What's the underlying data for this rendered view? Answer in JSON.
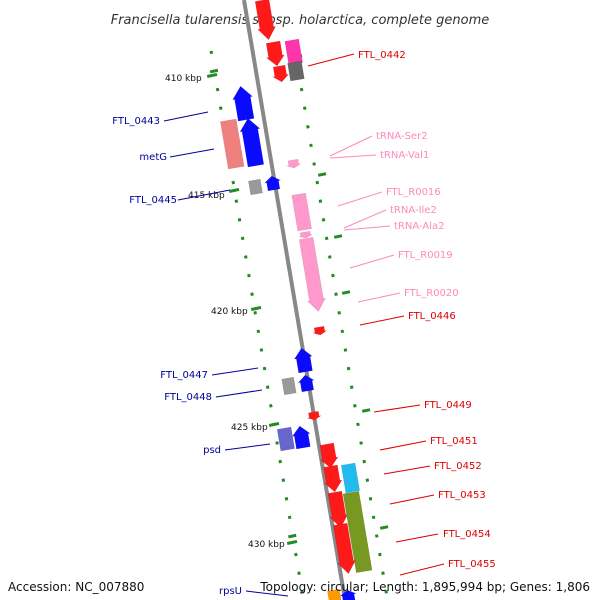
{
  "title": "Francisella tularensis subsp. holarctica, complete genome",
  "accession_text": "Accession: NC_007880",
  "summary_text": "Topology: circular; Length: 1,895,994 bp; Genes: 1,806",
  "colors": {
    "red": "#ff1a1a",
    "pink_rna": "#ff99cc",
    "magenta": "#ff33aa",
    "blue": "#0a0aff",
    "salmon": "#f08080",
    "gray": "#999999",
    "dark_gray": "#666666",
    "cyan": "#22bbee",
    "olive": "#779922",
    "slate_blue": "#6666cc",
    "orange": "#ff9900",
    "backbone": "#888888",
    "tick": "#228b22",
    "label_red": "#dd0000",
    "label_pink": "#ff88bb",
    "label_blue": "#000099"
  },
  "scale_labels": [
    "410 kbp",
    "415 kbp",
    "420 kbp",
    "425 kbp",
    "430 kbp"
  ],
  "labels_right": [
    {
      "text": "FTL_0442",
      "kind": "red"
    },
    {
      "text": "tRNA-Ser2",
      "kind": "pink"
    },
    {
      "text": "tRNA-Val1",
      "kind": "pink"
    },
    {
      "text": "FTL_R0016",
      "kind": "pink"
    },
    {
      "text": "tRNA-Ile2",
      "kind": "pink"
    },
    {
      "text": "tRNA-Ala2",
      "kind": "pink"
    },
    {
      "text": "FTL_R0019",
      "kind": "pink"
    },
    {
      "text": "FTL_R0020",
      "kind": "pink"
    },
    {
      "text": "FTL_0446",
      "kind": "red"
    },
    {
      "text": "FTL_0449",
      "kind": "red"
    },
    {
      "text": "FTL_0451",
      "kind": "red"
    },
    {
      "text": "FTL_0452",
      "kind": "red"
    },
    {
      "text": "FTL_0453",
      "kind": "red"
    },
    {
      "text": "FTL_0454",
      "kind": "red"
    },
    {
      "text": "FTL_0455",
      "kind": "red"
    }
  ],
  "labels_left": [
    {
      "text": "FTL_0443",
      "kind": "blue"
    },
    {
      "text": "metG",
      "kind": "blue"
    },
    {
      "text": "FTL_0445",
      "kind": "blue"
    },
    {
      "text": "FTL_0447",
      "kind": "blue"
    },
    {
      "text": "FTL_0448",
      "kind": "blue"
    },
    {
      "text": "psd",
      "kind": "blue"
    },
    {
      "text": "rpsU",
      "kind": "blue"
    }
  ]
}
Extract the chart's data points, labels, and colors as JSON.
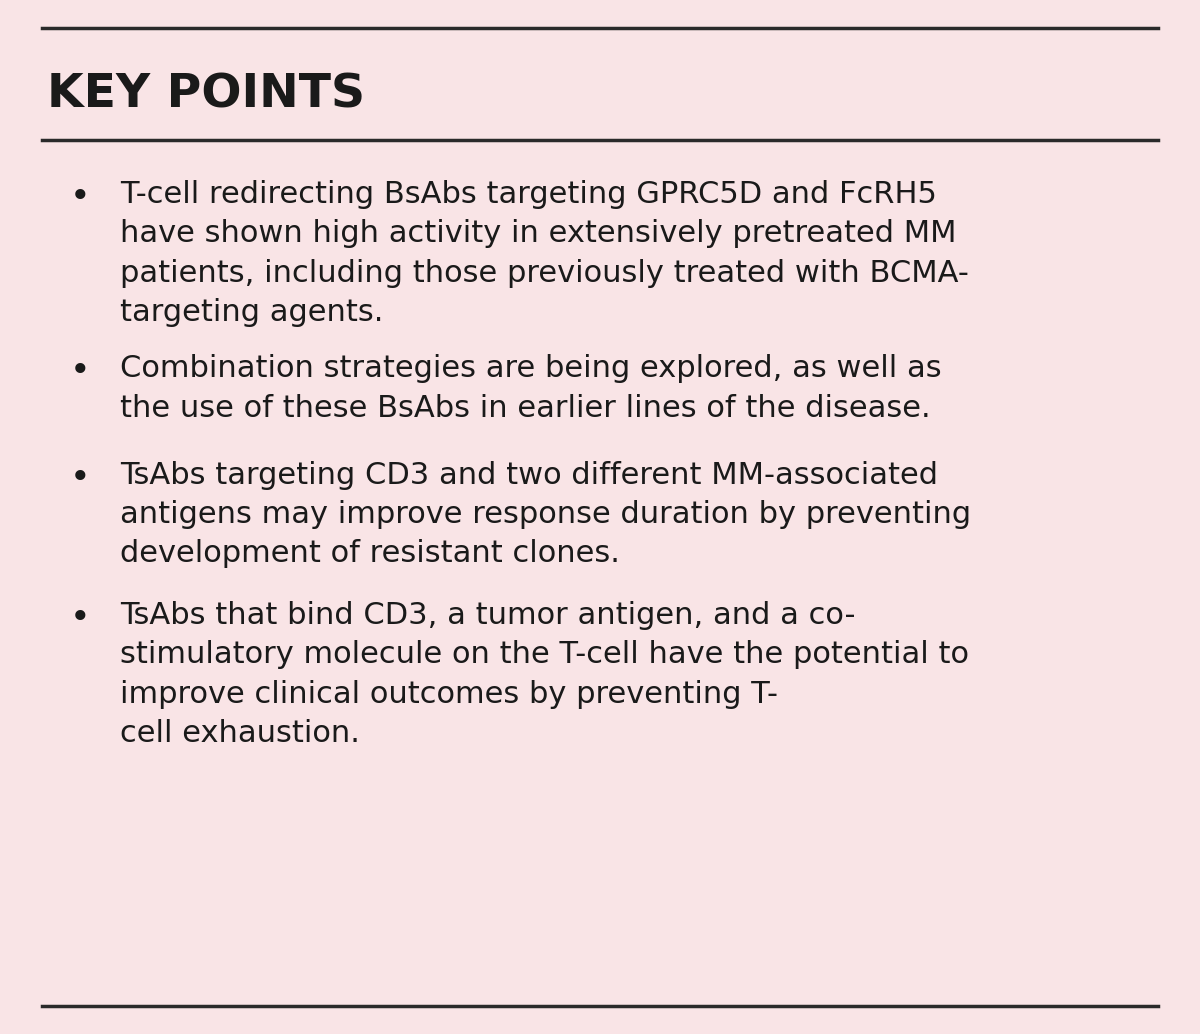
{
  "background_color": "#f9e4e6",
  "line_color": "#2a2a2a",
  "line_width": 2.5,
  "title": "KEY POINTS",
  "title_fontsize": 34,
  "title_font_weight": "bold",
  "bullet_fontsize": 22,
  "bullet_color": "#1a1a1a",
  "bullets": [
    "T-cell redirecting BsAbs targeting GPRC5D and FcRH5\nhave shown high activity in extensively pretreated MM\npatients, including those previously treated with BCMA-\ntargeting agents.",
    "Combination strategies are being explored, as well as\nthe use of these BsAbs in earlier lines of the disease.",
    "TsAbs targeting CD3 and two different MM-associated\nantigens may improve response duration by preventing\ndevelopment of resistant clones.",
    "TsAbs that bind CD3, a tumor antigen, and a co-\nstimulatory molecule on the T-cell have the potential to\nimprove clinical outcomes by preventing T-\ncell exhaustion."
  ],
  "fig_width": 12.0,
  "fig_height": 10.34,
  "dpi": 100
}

--*--

[Work required]:
The answer consists of the records repeated exactly, without any images.

[Expected answer]:
What's the underlying data for this rendered view? Answer in JSON.
{
  "title": "Francisella tularensis subsp. holarctica, complete genome",
  "accession_text": "Accession: NC_007880",
  "summary_text": "Topology: circular; Length: 1,895,994 bp; Genes: 1,806",
  "colors": {
    "red": "#ff1a1a",
    "pink_rna": "#ff99cc",
    "magenta": "#ff33aa",
    "blue": "#0a0aff",
    "salmon": "#f08080",
    "gray": "#999999",
    "dark_gray": "#666666",
    "cyan": "#22bbee",
    "olive": "#779922",
    "slate_blue": "#6666cc",
    "orange": "#ff9900",
    "backbone": "#888888",
    "tick": "#228b22",
    "label_red": "#dd0000",
    "label_pink": "#ff88bb",
    "label_blue": "#000099"
  },
  "scale_labels": [
    "410 kbp",
    "415 kbp",
    "420 kbp",
    "425 kbp",
    "430 kbp"
  ],
  "labels_right": [
    {
      "text": "FTL_0442",
      "kind": "red"
    },
    {
      "text": "tRNA-Ser2",
      "kind": "pink"
    },
    {
      "text": "tRNA-Val1",
      "kind": "pink"
    },
    {
      "text": "FTL_R0016",
      "kind": "pink"
    },
    {
      "text": "tRNA-Ile2",
      "kind": "pink"
    },
    {
      "text": "tRNA-Ala2",
      "kind": "pink"
    },
    {
      "text": "FTL_R0019",
      "kind": "pink"
    },
    {
      "text": "FTL_R0020",
      "kind": "pink"
    },
    {
      "text": "FTL_0446",
      "kind": "red"
    },
    {
      "text": "FTL_0449",
      "kind": "red"
    },
    {
      "text": "FTL_0451",
      "kind": "red"
    },
    {
      "text": "FTL_0452",
      "kind": "red"
    },
    {
      "text": "FTL_0453",
      "kind": "red"
    },
    {
      "text": "FTL_0454",
      "kind": "red"
    },
    {
      "text": "FTL_0455",
      "kind": "red"
    }
  ],
  "labels_left": [
    {
      "text": "FTL_0443",
      "kind": "blue"
    },
    {
      "text": "metG",
      "kind": "blue"
    },
    {
      "text": "FTL_0445",
      "kind": "blue"
    },
    {
      "text": "FTL_0447",
      "kind": "blue"
    },
    {
      "text": "FTL_0448",
      "kind": "blue"
    },
    {
      "text": "psd",
      "kind": "blue"
    },
    {
      "text": "rpsU",
      "kind": "blue"
    }
  ]
}
Extract the chart's data points, labels, and colors as JSON.
{
  "background_color": "#f9e4e6",
  "line_color": "#2a2a2a",
  "line_width": 2.5,
  "title": "KEY POINTS",
  "title_fontsize": 34,
  "title_font_weight": "bold",
  "bullet_fontsize": 22,
  "bullet_color": "#1a1a1a",
  "bullets": [
    "T-cell redirecting BsAbs targeting GPRC5D and FcRH5\nhave shown high activity in extensively pretreated MM\npatients, including those previously treated with BCMA-\ntargeting agents.",
    "Combination strategies are being explored, as well as\nthe use of these BsAbs in earlier lines of the disease.",
    "TsAbs targeting CD3 and two different MM-associated\nantigens may improve response duration by preventing\ndevelopment of resistant clones.",
    "TsAbs that bind CD3, a tumor antigen, and a co-\nstimulatory molecule on the T-cell have the potential to\nimprove clinical outcomes by preventing T-\ncell exhaustion."
  ],
  "fig_width": 12.0,
  "fig_height": 10.34,
  "dpi": 100
}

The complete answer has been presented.